▶ Figure record listings
==*==

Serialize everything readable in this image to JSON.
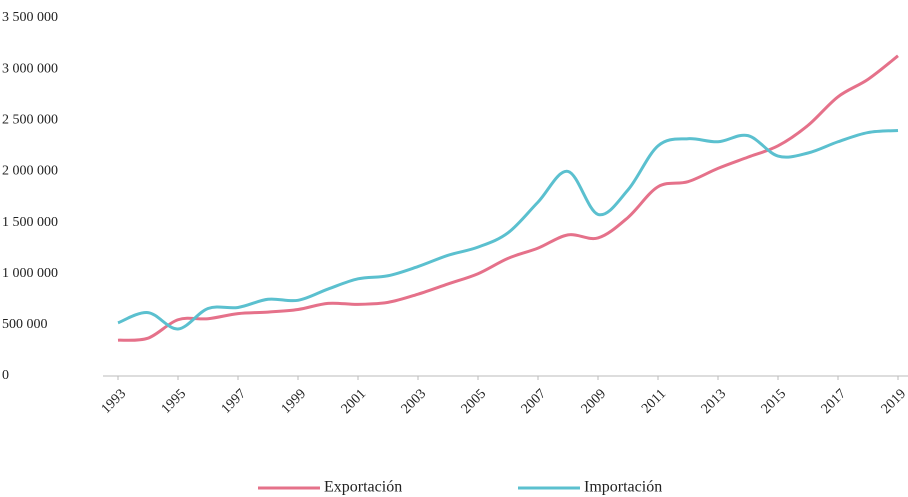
{
  "chart_data": {
    "type": "line",
    "x": [
      1993,
      1994,
      1995,
      1996,
      1997,
      1998,
      1999,
      2000,
      2001,
      2002,
      2003,
      2004,
      2005,
      2006,
      2007,
      2008,
      2009,
      2010,
      2011,
      2012,
      2013,
      2014,
      2015,
      2016,
      2017,
      2018,
      2019
    ],
    "series": [
      {
        "name": "Exportación",
        "color": "#e5718a",
        "values": [
          350000,
          370000,
          550000,
          560000,
          610000,
          625000,
          650000,
          710000,
          700000,
          720000,
          800000,
          900000,
          1000000,
          1150000,
          1250000,
          1380000,
          1350000,
          1550000,
          1850000,
          1900000,
          2030000,
          2140000,
          2250000,
          2450000,
          2730000,
          2900000,
          3130000
        ]
      },
      {
        "name": "Importación",
        "color": "#5bc0cf",
        "values": [
          520000,
          620000,
          460000,
          660000,
          670000,
          750000,
          740000,
          850000,
          950000,
          980000,
          1070000,
          1180000,
          1260000,
          1400000,
          1700000,
          2000000,
          1580000,
          1820000,
          2250000,
          2320000,
          2290000,
          2350000,
          2150000,
          2180000,
          2290000,
          2380000,
          2400000
        ]
      }
    ],
    "xlim": [
      1993,
      2019
    ],
    "xticks": [
      1993,
      1995,
      1997,
      1999,
      2001,
      2003,
      2005,
      2007,
      2009,
      2011,
      2013,
      2015,
      2017,
      2019
    ],
    "ylim": [
      0,
      3500000
    ],
    "yticks": [
      0,
      {
        "value": 500000,
        "label": "500 000"
      },
      {
        "value": 1000000,
        "label": "1 000 000"
      },
      {
        "value": 1500000,
        "label": "1 500 000"
      },
      {
        "value": 2000000,
        "label": "2 000 000"
      },
      {
        "value": 2500000,
        "label": "2 500 000"
      },
      {
        "value": 3000000,
        "label": "3 000 000"
      },
      {
        "value": 3500000,
        "label": "3 500 000"
      }
    ],
    "grid": false,
    "legend": "bottom"
  }
}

==*==

Pictures stay out; reproduce every line of the records exactly.

▶ Reply
Serialize everything readable in this image to JSON.
{
  "chart_data": {
    "type": "line",
    "x": [
      1993,
      1994,
      1995,
      1996,
      1997,
      1998,
      1999,
      2000,
      2001,
      2002,
      2003,
      2004,
      2005,
      2006,
      2007,
      2008,
      2009,
      2010,
      2011,
      2012,
      2013,
      2014,
      2015,
      2016,
      2017,
      2018,
      2019
    ],
    "series": [
      {
        "name": "Exportación",
        "color": "#e5718a",
        "values": [
          350000,
          370000,
          550000,
          560000,
          610000,
          625000,
          650000,
          710000,
          700000,
          720000,
          800000,
          900000,
          1000000,
          1150000,
          1250000,
          1380000,
          1350000,
          1550000,
          1850000,
          1900000,
          2030000,
          2140000,
          2250000,
          2450000,
          2730000,
          2900000,
          3130000
        ]
      },
      {
        "name": "Importación",
        "color": "#5bc0cf",
        "values": [
          520000,
          620000,
          460000,
          660000,
          670000,
          750000,
          740000,
          850000,
          950000,
          980000,
          1070000,
          1180000,
          1260000,
          1400000,
          1700000,
          2000000,
          1580000,
          1820000,
          2250000,
          2320000,
          2290000,
          2350000,
          2150000,
          2180000,
          2290000,
          2380000,
          2400000
        ]
      }
    ],
    "xlim": [
      1993,
      2019
    ],
    "xticks": [
      1993,
      1995,
      1997,
      1999,
      2001,
      2003,
      2005,
      2007,
      2009,
      2011,
      2013,
      2015,
      2017,
      2019
    ],
    "ylim": [
      0,
      3500000
    ],
    "yticks": [
      0,
      {
        "value": 500000,
        "label": "500 000"
      },
      {
        "value": 1000000,
        "label": "1 000 000"
      },
      {
        "value": 1500000,
        "label": "1 500 000"
      },
      {
        "value": 2000000,
        "label": "2 000 000"
      },
      {
        "value": 2500000,
        "label": "2 500 000"
      },
      {
        "value": 3000000,
        "label": "3 000 000"
      },
      {
        "value": 3500000,
        "label": "3 500 000"
      }
    ],
    "grid": false,
    "legend": "bottom"
  }
}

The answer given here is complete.